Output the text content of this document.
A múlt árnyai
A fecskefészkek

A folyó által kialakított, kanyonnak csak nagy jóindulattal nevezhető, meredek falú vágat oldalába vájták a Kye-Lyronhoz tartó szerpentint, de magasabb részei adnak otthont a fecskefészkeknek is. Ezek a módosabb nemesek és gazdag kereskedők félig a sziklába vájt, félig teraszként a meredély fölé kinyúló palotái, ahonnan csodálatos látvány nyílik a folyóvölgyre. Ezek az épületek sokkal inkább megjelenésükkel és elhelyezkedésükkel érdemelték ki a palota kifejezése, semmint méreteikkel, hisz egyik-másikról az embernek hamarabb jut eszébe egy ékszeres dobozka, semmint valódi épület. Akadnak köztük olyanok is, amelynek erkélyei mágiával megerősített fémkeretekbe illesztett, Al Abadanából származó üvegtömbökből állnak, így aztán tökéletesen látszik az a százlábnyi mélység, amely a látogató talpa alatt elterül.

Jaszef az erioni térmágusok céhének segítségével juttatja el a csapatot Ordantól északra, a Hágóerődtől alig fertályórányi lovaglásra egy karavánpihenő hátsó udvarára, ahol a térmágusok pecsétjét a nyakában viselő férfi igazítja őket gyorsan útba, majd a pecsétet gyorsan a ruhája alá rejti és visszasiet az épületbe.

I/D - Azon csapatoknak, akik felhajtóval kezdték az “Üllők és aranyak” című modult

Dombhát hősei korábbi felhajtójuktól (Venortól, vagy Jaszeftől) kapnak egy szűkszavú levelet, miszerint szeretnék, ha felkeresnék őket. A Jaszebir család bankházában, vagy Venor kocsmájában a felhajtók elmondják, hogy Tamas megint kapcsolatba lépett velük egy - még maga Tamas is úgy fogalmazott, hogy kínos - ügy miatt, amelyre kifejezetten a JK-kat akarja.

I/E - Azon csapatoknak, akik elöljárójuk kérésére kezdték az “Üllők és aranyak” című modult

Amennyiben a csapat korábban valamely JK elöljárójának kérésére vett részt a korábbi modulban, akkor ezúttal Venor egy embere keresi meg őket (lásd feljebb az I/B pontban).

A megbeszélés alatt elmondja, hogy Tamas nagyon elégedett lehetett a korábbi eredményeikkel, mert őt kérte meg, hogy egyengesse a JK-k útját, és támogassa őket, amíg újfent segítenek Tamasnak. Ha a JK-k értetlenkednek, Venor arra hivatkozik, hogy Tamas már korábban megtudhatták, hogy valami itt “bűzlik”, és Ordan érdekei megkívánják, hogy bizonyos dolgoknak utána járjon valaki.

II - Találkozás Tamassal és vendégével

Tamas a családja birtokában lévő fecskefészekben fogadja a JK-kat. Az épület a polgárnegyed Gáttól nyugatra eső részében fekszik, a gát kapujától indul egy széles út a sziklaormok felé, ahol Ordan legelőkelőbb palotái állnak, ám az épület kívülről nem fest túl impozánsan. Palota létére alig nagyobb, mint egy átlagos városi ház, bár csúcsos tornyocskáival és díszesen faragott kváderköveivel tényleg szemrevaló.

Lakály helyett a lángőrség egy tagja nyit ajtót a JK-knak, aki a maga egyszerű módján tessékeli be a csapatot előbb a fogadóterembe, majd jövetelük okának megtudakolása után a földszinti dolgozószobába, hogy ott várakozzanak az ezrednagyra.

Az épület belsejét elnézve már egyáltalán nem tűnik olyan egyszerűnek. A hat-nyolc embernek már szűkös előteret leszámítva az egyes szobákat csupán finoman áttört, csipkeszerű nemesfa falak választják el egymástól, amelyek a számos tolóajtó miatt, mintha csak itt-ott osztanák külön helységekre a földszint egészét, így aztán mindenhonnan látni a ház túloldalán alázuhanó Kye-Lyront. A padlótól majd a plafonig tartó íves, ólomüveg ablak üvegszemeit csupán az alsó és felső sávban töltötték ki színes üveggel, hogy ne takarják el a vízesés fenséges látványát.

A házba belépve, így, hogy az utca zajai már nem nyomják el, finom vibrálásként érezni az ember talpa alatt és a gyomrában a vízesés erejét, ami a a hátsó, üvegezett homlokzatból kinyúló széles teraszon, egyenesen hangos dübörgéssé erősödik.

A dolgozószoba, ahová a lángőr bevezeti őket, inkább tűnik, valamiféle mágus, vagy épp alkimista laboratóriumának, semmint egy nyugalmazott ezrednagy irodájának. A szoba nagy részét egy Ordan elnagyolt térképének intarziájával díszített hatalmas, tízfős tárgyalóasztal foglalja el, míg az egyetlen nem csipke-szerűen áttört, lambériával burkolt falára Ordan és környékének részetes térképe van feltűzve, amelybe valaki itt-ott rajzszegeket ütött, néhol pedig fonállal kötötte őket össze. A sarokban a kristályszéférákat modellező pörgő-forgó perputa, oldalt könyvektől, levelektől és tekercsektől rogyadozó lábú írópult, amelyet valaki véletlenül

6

━━━━━━━━━━

- _Problem_: Recite the full listing above exactly.

- _Complete output_:
Output the text content of this document.
A múlt árnyai
A fecskefészkek

A folyó által kialakított, kanyonnak csak nagy jóindulattal nevezhető, meredek falú vágat oldalába vájták a Kye-Lyronhoz tartó szerpentint, de magasabb részei adnak otthont a fecskefészkeknek is. Ezek a módosabb nemesek és gazdag kereskedők félig a sziklába vájt, félig teraszként a meredély fölé kinyúló palotái, ahonnan csodálatos látvány nyílik a folyóvölgyre. Ezek az épületek sokkal inkább megjelenésükkel és elhelyezkedésükkel érdemelték ki a palota kifejezése, semmint méreteikkel, hisz egyik-másikról az embernek hamarabb jut eszébe egy ékszeres dobozka, semmint valódi épület. Akadnak köztük olyanok is, amelynek erkélyei mágiával megerősített fémkeretekbe illesztett, Al Abadanából származó üvegtömbökből állnak, így aztán tökéletesen látszik az a százlábnyi mélység, amely a látogató talpa alatt elterül.

Jaszef az erioni térmágusok céhének segítségével juttatja el a csapatot Ordantól északra, a Hágóerődtől alig fertályórányi lovaglásra egy karavánpihenő hátsó udvarára, ahol a térmágusok pecsétjét a nyakában viselő férfi igazítja őket gyorsan útba, majd a pecsétet gyorsan a ruhája alá rejti és visszasiet az épületbe.

I/D - Azon csapatoknak, akik felhajtóval kezdték az “Üllők és aranyak” című modult

Dombhát hősei korábbi felhajtójuktól (Venortól, vagy Jaszeftől) kapnak egy szűkszavú levelet, miszerint szeretnék, ha felkeresnék őket. A Jaszebir család bankházában, vagy Venor kocsmájában a felhajtók elmondják, hogy Tamas megint kapcsolatba lépett velük egy - még maga Tamas is úgy fogalmazott, hogy kínos - ügy miatt, amelyre kifejezetten a JK-kat akarja.

I/E - Azon csapatoknak, akik elöljárójuk kérésére kezdték az “Üllők és aranyak” című modult

Amennyiben a csapat korábban valamely JK elöljárójának kérésére vett részt a korábbi modulban, akkor ezúttal Venor egy embere keresi meg őket (lásd feljebb az I/B pontban).

A megbeszélés alatt elmondja, hogy Tamas nagyon elégedett lehetett a korábbi eredményeikkel, mert őt kérte meg, hogy egyengesse a JK-k útját, és támogassa őket, amíg újfent segítenek Tamasnak. Ha a JK-k értetlenkednek, Venor arra hivatkozik, hogy Tamas már korábban megtudhatták, hogy valami itt “bűzlik”, és Ordan érdekei megkívánják, hogy bizonyos dolgoknak utána járjon valaki.

II - Találkozás Tamassal és vendégével

Tamas a családja birtokában lévő fecskefészekben fogadja a JK-kat. Az épület a polgárnegyed Gáttól nyugatra eső részében fekszik, a gát kapujától indul egy széles út a sziklaormok felé, ahol Ordan legelőkelőbb palotái állnak, ám az épület kívülről nem fest túl impozánsan. Palota létére alig nagyobb, mint egy átlagos városi ház, bár csúcsos tornyocskáival és díszesen faragott kváderköveivel tényleg szemrevaló.

Lakály helyett a lángőrség egy tagja nyit ajtót a JK-knak, aki a maga egyszerű módján tessékeli be a csapatot előbb a fogadóterembe, majd jövetelük okának megtudakolása után a földszinti dolgozószobába, hogy ott várakozzanak az ezrednagyra.

Az épület belsejét elnézve már egyáltalán nem tűnik olyan egyszerűnek. A hat-nyolc embernek már szűkös előteret leszámítva az egyes szobákat csupán finoman áttört, csipkeszerű nemesfa falak választják el egymástól, amelyek a számos tolóajtó miatt, mintha csak itt-ott osztanák külön helységekre a földszint egészét, így aztán mindenhonnan látni a ház túloldalán alázuhanó Kye-Lyront. A padlótól majd a plafonig tartó íves, ólomüveg ablak üvegszemeit csupán az alsó és felső sávban töltötték ki színes üveggel, hogy ne takarják el a vízesés fenséges látványát.

A házba belépve, így, hogy az utca zajai már nem nyomják el, finom vibrálásként érezni az ember talpa alatt és a gyomrában a vízesés erejét, ami a a hátsó, üvegezett homlokzatból kinyúló széles teraszon, egyenesen hangos dübörgéssé erősödik.

A dolgozószoba, ahová a lángőr bevezeti őket, inkább tűnik, valamiféle mágus, vagy épp alkimista laboratóriumának, semmint egy nyugalmazott ezrednagy irodájának. A szoba nagy részét egy Ordan elnagyolt térképének intarziájával díszített hatalmas, tízfős tárgyalóasztal foglalja el, míg az egyetlen nem csipke-szerűen áttört, lambériával burkolt falára Ordan és környékének részetes térképe van feltűzve, amelybe valaki itt-ott rajzszegeket ütött, néhol pedig fonállal kötötte őket össze. A sarokban a kristályszéférákat modellező pörgő-forgó perputa, oldalt könyvektől, levelektől és tekercsektől rogyadozó lábú írópult, amelyet valaki véletlenül

6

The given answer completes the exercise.